▸ **Given request**
Write out the whole listing exactly as it stands.

▸ **Data extract**
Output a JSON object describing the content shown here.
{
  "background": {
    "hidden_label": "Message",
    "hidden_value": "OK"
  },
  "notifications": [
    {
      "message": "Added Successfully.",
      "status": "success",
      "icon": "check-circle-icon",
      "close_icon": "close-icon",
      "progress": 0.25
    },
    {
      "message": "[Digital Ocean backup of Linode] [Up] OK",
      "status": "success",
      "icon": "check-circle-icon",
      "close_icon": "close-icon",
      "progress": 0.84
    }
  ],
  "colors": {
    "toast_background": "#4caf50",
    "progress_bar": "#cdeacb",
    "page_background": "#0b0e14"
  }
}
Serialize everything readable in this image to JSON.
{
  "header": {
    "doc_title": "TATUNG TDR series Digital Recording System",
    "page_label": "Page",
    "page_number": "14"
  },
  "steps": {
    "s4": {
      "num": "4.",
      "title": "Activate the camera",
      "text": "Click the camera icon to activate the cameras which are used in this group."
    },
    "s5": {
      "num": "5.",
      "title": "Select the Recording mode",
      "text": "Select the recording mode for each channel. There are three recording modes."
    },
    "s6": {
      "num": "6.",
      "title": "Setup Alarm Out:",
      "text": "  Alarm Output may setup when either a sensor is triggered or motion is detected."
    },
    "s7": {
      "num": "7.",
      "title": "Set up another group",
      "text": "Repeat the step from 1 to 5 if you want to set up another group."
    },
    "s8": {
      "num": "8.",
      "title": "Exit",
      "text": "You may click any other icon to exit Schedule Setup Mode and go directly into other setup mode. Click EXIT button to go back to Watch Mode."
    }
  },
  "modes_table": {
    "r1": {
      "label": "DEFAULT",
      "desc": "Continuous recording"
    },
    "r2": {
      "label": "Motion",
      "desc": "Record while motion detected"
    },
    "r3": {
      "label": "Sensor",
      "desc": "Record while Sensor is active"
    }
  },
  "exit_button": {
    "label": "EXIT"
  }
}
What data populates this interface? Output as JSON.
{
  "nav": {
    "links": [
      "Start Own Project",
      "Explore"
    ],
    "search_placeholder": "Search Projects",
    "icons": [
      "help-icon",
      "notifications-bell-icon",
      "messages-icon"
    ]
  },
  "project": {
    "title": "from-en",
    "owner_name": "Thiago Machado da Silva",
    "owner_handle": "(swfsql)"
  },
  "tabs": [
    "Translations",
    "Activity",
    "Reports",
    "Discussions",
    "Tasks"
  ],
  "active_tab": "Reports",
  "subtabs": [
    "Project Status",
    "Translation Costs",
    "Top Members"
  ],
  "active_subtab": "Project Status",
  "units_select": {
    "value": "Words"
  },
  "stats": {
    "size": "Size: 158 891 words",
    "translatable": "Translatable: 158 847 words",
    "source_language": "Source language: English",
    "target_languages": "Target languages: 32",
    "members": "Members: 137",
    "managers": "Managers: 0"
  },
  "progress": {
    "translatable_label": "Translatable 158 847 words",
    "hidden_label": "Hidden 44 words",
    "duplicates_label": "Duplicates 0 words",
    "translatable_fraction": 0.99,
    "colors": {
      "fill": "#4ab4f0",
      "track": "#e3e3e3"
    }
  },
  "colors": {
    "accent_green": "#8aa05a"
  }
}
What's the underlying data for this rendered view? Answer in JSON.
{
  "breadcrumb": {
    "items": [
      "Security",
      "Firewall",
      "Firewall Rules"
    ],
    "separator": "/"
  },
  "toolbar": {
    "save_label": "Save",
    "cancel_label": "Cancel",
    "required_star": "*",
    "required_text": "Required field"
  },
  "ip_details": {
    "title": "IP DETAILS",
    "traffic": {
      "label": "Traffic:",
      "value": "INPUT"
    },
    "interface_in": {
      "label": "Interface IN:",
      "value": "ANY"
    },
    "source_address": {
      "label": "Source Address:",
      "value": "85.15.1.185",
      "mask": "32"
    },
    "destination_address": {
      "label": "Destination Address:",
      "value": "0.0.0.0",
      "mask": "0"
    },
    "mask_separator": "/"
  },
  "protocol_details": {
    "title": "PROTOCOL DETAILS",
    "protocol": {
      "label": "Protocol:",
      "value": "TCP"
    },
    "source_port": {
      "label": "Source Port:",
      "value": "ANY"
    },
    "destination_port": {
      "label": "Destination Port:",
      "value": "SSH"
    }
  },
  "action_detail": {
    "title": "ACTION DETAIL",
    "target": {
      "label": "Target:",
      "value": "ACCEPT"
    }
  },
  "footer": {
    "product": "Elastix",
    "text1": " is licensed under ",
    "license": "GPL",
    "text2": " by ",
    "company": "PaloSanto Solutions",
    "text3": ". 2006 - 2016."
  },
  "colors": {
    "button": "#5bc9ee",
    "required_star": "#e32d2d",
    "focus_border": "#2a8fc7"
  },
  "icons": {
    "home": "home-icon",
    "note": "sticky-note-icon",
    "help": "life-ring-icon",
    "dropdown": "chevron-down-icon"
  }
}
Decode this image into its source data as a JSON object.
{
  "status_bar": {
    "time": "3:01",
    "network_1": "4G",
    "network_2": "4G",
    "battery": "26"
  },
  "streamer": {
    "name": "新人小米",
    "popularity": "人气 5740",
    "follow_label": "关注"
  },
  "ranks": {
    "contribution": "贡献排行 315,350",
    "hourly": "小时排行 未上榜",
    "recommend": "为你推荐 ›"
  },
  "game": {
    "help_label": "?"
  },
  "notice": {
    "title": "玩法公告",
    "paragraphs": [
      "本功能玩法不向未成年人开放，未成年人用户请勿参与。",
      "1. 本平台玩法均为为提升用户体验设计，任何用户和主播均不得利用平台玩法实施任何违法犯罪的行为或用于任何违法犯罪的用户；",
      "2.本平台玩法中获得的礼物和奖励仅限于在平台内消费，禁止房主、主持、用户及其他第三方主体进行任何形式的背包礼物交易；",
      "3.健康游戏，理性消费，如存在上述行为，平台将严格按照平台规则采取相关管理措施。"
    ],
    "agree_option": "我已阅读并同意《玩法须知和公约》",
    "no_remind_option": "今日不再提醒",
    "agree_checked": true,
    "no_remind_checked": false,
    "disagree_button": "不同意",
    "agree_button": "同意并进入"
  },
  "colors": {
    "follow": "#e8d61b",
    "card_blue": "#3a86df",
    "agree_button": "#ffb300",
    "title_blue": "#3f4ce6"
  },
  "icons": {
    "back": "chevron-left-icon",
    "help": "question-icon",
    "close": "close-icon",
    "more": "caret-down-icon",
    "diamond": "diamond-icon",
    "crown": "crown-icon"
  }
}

▸ **Written solution**
Output a JSON object describing the content shown here.
{
  "background": {
    "hidden_label": "Message",
    "hidden_value": "OK"
  },
  "notifications": [
    {
      "message": "Added Successfully.",
      "status": "success",
      "icon": "check-circle-icon",
      "close_icon": "close-icon",
      "progress": 0.25
    },
    {
      "message": "[Digital Ocean backup of Linode] [Up] OK",
      "status": "success",
      "icon": "check-circle-icon",
      "close_icon": "close-icon",
      "progress": 0.84
    }
  ],
  "colors": {
    "toast_background": "#4caf50",
    "progress_bar": "#cdeacb",
    "page_background": "#0b0e14"
  }
}
Serialize everything readable in this image to JSON.
{
  "header": {
    "doc_title": "TATUNG TDR series Digital Recording System",
    "page_label": "Page",
    "page_number": "14"
  },
  "steps": {
    "s4": {
      "num": "4.",
      "title": "Activate the camera",
      "text": "Click the camera icon to activate the cameras which are used in this group."
    },
    "s5": {
      "num": "5.",
      "title": "Select the Recording mode",
      "text": "Select the recording mode for each channel. There are three recording modes."
    },
    "s6": {
      "num": "6.",
      "title": "Setup Alarm Out:",
      "text": "  Alarm Output may setup when either a sensor is triggered or motion is detected."
    },
    "s7": {
      "num": "7.",
      "title": "Set up another group",
      "text": "Repeat the step from 1 to 5 if you want to set up another group."
    },
    "s8": {
      "num": "8.",
      "title": "Exit",
      "text": "You may click any other icon to exit Schedule Setup Mode and go directly into other setup mode. Click EXIT button to go back to Watch Mode."
    }
  },
  "modes_table": {
    "r1": {
      "label": "DEFAULT",
      "desc": "Continuous recording"
    },
    "r2": {
      "label": "Motion",
      "desc": "Record while motion detected"
    },
    "r3": {
      "label": "Sensor",
      "desc": "Record while Sensor is active"
    }
  },
  "exit_button": {
    "label": "EXIT"
  }
}
What data populates this interface? Output as JSON.
{
  "nav": {
    "links": [
      "Start Own Project",
      "Explore"
    ],
    "search_placeholder": "Search Projects",
    "icons": [
      "help-icon",
      "notifications-bell-icon",
      "messages-icon"
    ]
  },
  "project": {
    "title": "from-en",
    "owner_name": "Thiago Machado da Silva",
    "owner_handle": "(swfsql)"
  },
  "tabs": [
    "Translations",
    "Activity",
    "Reports",
    "Discussions",
    "Tasks"
  ],
  "active_tab": "Reports",
  "subtabs": [
    "Project Status",
    "Translation Costs",
    "Top Members"
  ],
  "active_subtab": "Project Status",
  "units_select": {
    "value": "Words"
  },
  "stats": {
    "size": "Size: 158 891 words",
    "translatable": "Translatable: 158 847 words",
    "source_language": "Source language: English",
    "target_languages": "Target languages: 32",
    "members": "Members: 137",
    "managers": "Managers: 0"
  },
  "progress": {
    "translatable_label": "Translatable 158 847 words",
    "hidden_label": "Hidden 44 words",
    "duplicates_label": "Duplicates 0 words",
    "translatable_fraction": 0.99,
    "colors": {
      "fill": "#4ab4f0",
      "track": "#e3e3e3"
    }
  },
  "colors": {
    "accent_green": "#8aa05a"
  }
}
What's the underlying data for this rendered view? Answer in JSON.
{
  "breadcrumb": {
    "items": [
      "Security",
      "Firewall",
      "Firewall Rules"
    ],
    "separator": "/"
  },
  "toolbar": {
    "save_label": "Save",
    "cancel_label": "Cancel",
    "required_star": "*",
    "required_text": "Required field"
  },
  "ip_details": {
    "title": "IP DETAILS",
    "traffic": {
      "label": "Traffic:",
      "value": "INPUT"
    },
    "interface_in": {
      "label": "Interface IN:",
      "value": "ANY"
    },
    "source_address": {
      "label": "Source Address:",
      "value": "85.15.1.185",
      "mask": "32"
    },
    "destination_address": {
      "label": "Destination Address:",
      "value": "0.0.0.0",
      "mask": "0"
    },
    "mask_separator": "/"
  },
  "protocol_details": {
    "title": "PROTOCOL DETAILS",
    "protocol": {
      "label": "Protocol:",
      "value": "TCP"
    },
    "source_port": {
      "label": "Source Port:",
      "value": "ANY"
    },
    "destination_port": {
      "label": "Destination Port:",
      "value": "SSH"
    }
  },
  "action_detail": {
    "title": "ACTION DETAIL",
    "target": {
      "label": "Target:",
      "value": "ACCEPT"
    }
  },
  "footer": {
    "product": "Elastix",
    "text1": " is licensed under ",
    "license": "GPL",
    "text2": " by ",
    "company": "PaloSanto Solutions",
    "text3": ". 2006 - 2016."
  },
  "colors": {
    "button": "#5bc9ee",
    "required_star": "#e32d2d",
    "focus_border": "#2a8fc7"
  },
  "icons": {
    "home": "home-icon",
    "note": "sticky-note-icon",
    "help": "life-ring-icon",
    "dropdown": "chevron-down-icon"
  }
}
Decode this image into its source data as a JSON object.
{
  "status_bar": {
    "time": "3:01",
    "network_1": "4G",
    "network_2": "4G",
    "battery": "26"
  },
  "streamer": {
    "name": "新人小米",
    "popularity": "人气 5740",
    "follow_label": "关注"
  },
  "ranks": {
    "contribution": "贡献排行 315,350",
    "hourly": "小时排行 未上榜",
    "recommend": "为你推荐 ›"
  },
  "game": {
    "help_label": "?"
  },
  "notice": {
    "title": "玩法公告",
    "paragraphs": [
      "本功能玩法不向未成年人开放，未成年人用户请勿参与。",
      "1. 本平台玩法均为为提升用户体验设计，任何用户和主播均不得利用平台玩法实施任何违法犯罪的行为或用于任何违法犯罪的用户；",
      "2.本平台玩法中获得的礼物和奖励仅限于在平台内消费，禁止房主、主持、用户及其他第三方主体进行任何形式的背包礼物交易；",
      "3.健康游戏，理性消费，如存在上述行为，平台将严格按照平台规则采取相关管理措施。"
    ],
    "agree_option": "我已阅读并同意《玩法须知和公约》",
    "no_remind_option": "今日不再提醒",
    "agree_checked": true,
    "no_remind_checked": false,
    "disagree_button": "不同意",
    "agree_button": "同意并进入"
  },
  "colors": {
    "follow": "#e8d61b",
    "card_blue": "#3a86df",
    "agree_button": "#ffb300",
    "title_blue": "#3f4ce6"
  },
  "icons": {
    "back": "chevron-left-icon",
    "help": "question-icon",
    "close": "close-icon",
    "more": "caret-down-icon",
    "diamond": "diamond-icon",
    "crown": "crown-icon"
  }
}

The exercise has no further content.